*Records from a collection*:
>> Begin
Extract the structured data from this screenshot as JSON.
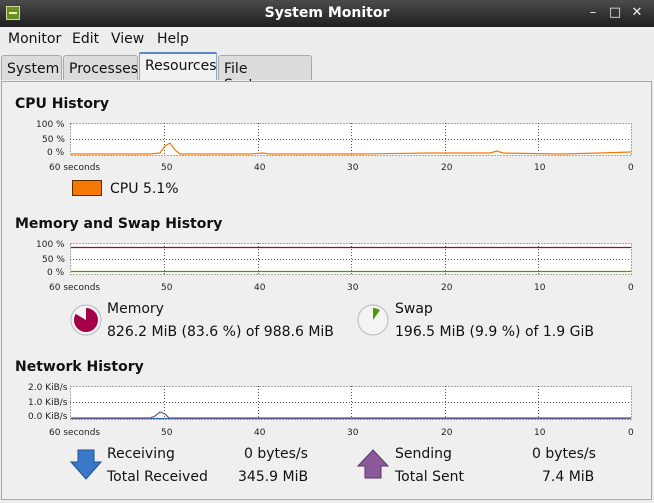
{
  "window": {
    "title": "System Monitor"
  },
  "menu": [
    "Monitor",
    "Edit",
    "View",
    "Help"
  ],
  "tabs": [
    "System",
    "Processes",
    "Resources",
    "File Systems"
  ],
  "active_tab": "Resources",
  "x_axis_labels": [
    "60 seconds",
    "50",
    "40",
    "30",
    "20",
    "10",
    "0"
  ],
  "cpu": {
    "title": "CPU History",
    "y_labels": [
      "100 %",
      "50 %",
      "0 %"
    ],
    "legend_label": "CPU",
    "legend_value": "5.1%",
    "color": "#f57900"
  },
  "memory": {
    "title": "Memory and Swap History",
    "y_labels": [
      "100 %",
      "50 %",
      "0 %"
    ],
    "mem_label": "Memory",
    "mem_value": "826.2 MiB (83.6 %) of 988.6 MiB",
    "mem_fraction": 0.836,
    "mem_color": "#a40048",
    "swap_label": "Swap",
    "swap_value": "196.5 MiB (9.9 %) of 1.9 GiB",
    "swap_fraction": 0.099,
    "swap_color": "#4e9a06"
  },
  "network": {
    "title": "Network History",
    "y_labels": [
      "2.0 KiB/s",
      "1.0 KiB/s",
      "0.0 KiB/s"
    ],
    "receiving_label": "Receiving",
    "receiving_value": "0 bytes/s",
    "total_received_label": "Total Received",
    "total_received_value": "345.9 MiB",
    "sending_label": "Sending",
    "sending_value": "0 bytes/s",
    "total_sent_label": "Total Sent",
    "total_sent_value": "7.4 MiB",
    "receive_color": "#3465a4",
    "send_color": "#75507b"
  }
}
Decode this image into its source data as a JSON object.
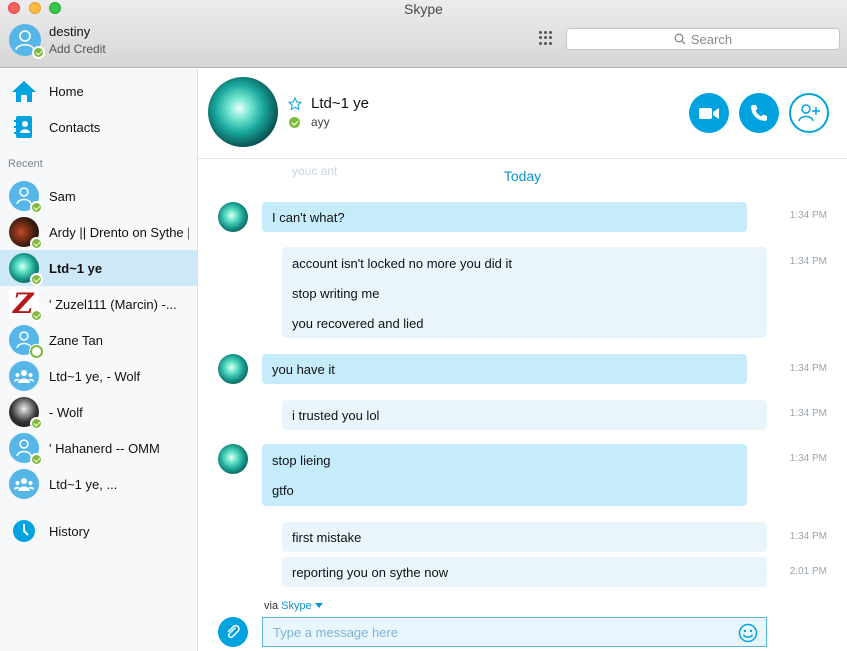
>> End
*What this task involves*: Filter the listing above for the string "title" and copy every matching line.

*Correct output*:
    "title": "System Monitor"
    "title": "CPU History",
    "title": "Memory and Swap History",
    "title": "Network History",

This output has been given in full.